What you should do: Transcribe the entries below exactly.

Listed entries:

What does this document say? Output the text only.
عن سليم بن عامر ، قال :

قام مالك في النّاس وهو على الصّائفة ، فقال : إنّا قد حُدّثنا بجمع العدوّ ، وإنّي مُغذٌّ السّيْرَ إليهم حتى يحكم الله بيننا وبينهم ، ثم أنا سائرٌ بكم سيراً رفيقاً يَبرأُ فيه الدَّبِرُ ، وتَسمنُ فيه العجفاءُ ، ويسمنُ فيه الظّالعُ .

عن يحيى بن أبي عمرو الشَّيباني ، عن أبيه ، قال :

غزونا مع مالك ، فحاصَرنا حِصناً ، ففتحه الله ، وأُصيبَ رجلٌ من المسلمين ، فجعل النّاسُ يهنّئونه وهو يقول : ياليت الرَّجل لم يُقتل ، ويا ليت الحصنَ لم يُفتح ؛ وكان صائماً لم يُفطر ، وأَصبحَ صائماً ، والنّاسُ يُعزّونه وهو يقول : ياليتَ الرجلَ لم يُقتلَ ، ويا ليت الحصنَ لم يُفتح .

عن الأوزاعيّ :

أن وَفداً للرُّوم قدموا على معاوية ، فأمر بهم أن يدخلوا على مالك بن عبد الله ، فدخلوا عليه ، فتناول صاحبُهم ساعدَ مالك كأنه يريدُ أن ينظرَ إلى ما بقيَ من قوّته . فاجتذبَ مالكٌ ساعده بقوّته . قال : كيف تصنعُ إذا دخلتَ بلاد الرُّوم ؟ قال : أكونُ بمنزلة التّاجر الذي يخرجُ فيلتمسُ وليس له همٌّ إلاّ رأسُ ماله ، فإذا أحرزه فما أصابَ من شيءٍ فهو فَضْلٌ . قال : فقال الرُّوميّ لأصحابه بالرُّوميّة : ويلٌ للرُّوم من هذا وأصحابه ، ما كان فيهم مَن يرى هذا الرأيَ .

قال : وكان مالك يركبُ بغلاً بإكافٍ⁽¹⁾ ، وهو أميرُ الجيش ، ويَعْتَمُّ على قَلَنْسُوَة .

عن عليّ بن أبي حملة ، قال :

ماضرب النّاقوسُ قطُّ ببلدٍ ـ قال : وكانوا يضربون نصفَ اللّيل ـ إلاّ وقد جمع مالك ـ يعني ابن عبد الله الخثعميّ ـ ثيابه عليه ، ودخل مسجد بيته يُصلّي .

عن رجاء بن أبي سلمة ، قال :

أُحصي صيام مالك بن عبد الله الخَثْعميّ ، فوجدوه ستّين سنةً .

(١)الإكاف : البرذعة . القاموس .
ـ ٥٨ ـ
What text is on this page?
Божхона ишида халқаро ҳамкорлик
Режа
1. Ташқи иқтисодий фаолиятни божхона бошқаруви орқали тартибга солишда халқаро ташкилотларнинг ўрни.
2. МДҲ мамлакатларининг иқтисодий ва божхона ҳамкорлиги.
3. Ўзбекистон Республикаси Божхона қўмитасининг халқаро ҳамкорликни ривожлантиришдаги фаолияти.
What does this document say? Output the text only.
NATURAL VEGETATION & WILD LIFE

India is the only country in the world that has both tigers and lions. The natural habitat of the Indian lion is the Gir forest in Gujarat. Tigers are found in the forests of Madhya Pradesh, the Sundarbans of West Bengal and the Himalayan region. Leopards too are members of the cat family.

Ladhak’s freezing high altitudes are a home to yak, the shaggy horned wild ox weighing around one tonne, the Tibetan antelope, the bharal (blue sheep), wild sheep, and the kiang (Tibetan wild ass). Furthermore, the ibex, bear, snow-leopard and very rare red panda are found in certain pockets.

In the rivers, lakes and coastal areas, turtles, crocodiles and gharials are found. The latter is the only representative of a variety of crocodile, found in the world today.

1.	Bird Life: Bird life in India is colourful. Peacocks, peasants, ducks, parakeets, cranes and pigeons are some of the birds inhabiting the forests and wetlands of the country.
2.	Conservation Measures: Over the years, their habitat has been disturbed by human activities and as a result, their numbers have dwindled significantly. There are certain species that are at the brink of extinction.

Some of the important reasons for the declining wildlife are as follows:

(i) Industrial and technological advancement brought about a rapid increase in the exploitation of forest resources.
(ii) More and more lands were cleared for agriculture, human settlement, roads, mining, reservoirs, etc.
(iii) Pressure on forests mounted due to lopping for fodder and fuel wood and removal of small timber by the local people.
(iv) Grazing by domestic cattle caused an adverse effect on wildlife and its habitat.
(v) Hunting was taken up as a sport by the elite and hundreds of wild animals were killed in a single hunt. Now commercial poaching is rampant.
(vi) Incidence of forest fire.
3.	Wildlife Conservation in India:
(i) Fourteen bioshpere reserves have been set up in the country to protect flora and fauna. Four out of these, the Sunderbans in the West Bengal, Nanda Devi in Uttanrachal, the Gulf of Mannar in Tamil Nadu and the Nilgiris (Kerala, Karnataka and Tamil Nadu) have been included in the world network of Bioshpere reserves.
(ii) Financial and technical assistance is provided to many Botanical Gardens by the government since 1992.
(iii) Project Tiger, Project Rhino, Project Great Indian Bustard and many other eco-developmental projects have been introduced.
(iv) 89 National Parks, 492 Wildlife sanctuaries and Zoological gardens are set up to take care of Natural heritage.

Written solution:
What does this document say? Output the text only.
عن سليم بن عامر ، قال :

قام مالك في النّاس وهو على الصّائفة ، فقال : إنّا قد حُدّثنا بجمع العدوّ ، وإنّي مُغذٌّ السّيْرَ إليهم حتى يحكم الله بيننا وبينهم ، ثم أنا سائرٌ بكم سيراً رفيقاً يَبرأُ فيه الدَّبِرُ ، وتَسمنُ فيه العجفاءُ ، ويسمنُ فيه الظّالعُ .

عن يحيى بن أبي عمرو الشَّيباني ، عن أبيه ، قال :

غزونا مع مالك ، فحاصَرنا حِصناً ، ففتحه الله ، وأُصيبَ رجلٌ من المسلمين ، فجعل النّاسُ يهنّئونه وهو يقول : ياليت الرَّجل لم يُقتل ، ويا ليت الحصنَ لم يُفتح ؛ وكان صائماً لم يُفطر ، وأَصبحَ صائماً ، والنّاسُ يُعزّونه وهو يقول : ياليتَ الرجلَ لم يُقتلَ ، ويا ليت الحصنَ لم يُفتح .

عن الأوزاعيّ :

أن وَفداً للرُّوم قدموا على معاوية ، فأمر بهم أن يدخلوا على مالك بن عبد الله ، فدخلوا عليه ، فتناول صاحبُهم ساعدَ مالك كأنه يريدُ أن ينظرَ إلى ما بقيَ من قوّته . فاجتذبَ مالكٌ ساعده بقوّته . قال : كيف تصنعُ إذا دخلتَ بلاد الرُّوم ؟ قال : أكونُ بمنزلة التّاجر الذي يخرجُ فيلتمسُ وليس له همٌّ إلاّ رأسُ ماله ، فإذا أحرزه فما أصابَ من شيءٍ فهو فَضْلٌ . قال : فقال الرُّوميّ لأصحابه بالرُّوميّة : ويلٌ للرُّوم من هذا وأصحابه ، ما كان فيهم مَن يرى هذا الرأيَ .

قال : وكان مالك يركبُ بغلاً بإكافٍ⁽¹⁾ ، وهو أميرُ الجيش ، ويَعْتَمُّ على قَلَنْسُوَة .

عن عليّ بن أبي حملة ، قال :

ماضرب النّاقوسُ قطُّ ببلدٍ ـ قال : وكانوا يضربون نصفَ اللّيل ـ إلاّ وقد جمع مالك ـ يعني ابن عبد الله الخثعميّ ـ ثيابه عليه ، ودخل مسجد بيته يُصلّي .

عن رجاء بن أبي سلمة ، قال :

أُحصي صيام مالك بن عبد الله الخَثْعميّ ، فوجدوه ستّين سنةً .

(١)الإكاف : البرذعة . القاموس .
ـ ٥٨ ـ
What text is on this page?
Божхона ишида халқаро ҳамкорлик
Режа
1. Ташқи иқтисодий фаолиятни божхона бошқаруви орқали тартибга солишда халқаро ташкилотларнинг ўрни.
2. МДҲ мамлакатларининг иқтисодий ва божхона ҳамкорлиги.
3. Ўзбекистон Республикаси Божхона қўмитасининг халқаро ҳамкорликни ривожлантиришдаги фаолияти.
What does this document say? Output the text only.
NATURAL VEGETATION & WILD LIFE

India is the only country in the world that has both tigers and lions. The natural habitat of the Indian lion is the Gir forest in Gujarat. Tigers are found in the forests of Madhya Pradesh, the Sundarbans of West Bengal and the Himalayan region. Leopards too are members of the cat family.

Ladhak’s freezing high altitudes are a home to yak, the shaggy horned wild ox weighing around one tonne, the Tibetan antelope, the bharal (blue sheep), wild sheep, and the kiang (Tibetan wild ass). Furthermore, the ibex, bear, snow-leopard and very rare red panda are found in certain pockets.

In the rivers, lakes and coastal areas, turtles, crocodiles and gharials are found. The latter is the only representative of a variety of crocodile, found in the world today.

1.	Bird Life: Bird life in India is colourful. Peacocks, peasants, ducks, parakeets, cranes and pigeons are some of the birds inhabiting the forests and wetlands of the country.
2.	Conservation Measures: Over the years, their habitat has been disturbed by human activities and as a result, their numbers have dwindled significantly. There are certain species that are at the brink of extinction.

Some of the important reasons for the declining wildlife are as follows:

(i) Industrial and technological advancement brought about a rapid increase in the exploitation of forest resources.
(ii) More and more lands were cleared for agriculture, human settlement, roads, mining, reservoirs, etc.
(iii) Pressure on forests mounted due to lopping for fodder and fuel wood and removal of small timber by the local people.
(iv) Grazing by domestic cattle caused an adverse effect on wildlife and its habitat.
(v) Hunting was taken up as a sport by the elite and hundreds of wild animals were killed in a single hunt. Now commercial poaching is rampant.
(vi) Incidence of forest fire.
3.	Wildlife Conservation in India:
(i) Fourteen bioshpere reserves have been set up in the country to protect flora and fauna. Four out of these, the Sunderbans in the West Bengal, Nanda Devi in Uttanrachal, the Gulf of Mannar in Tamil Nadu and the Nilgiris (Kerala, Karnataka and Tamil Nadu) have been included in the world network of Bioshpere reserves.
(ii) Financial and technical assistance is provided to many Botanical Gardens by the government since 1992.
(iii) Project Tiger, Project Rhino, Project Great Indian Bustard and many other eco-developmental projects have been introduced.
(iv) 89 National Parks, 492 Wildlife sanctuaries and Zoological gardens are set up to take care of Natural heritage.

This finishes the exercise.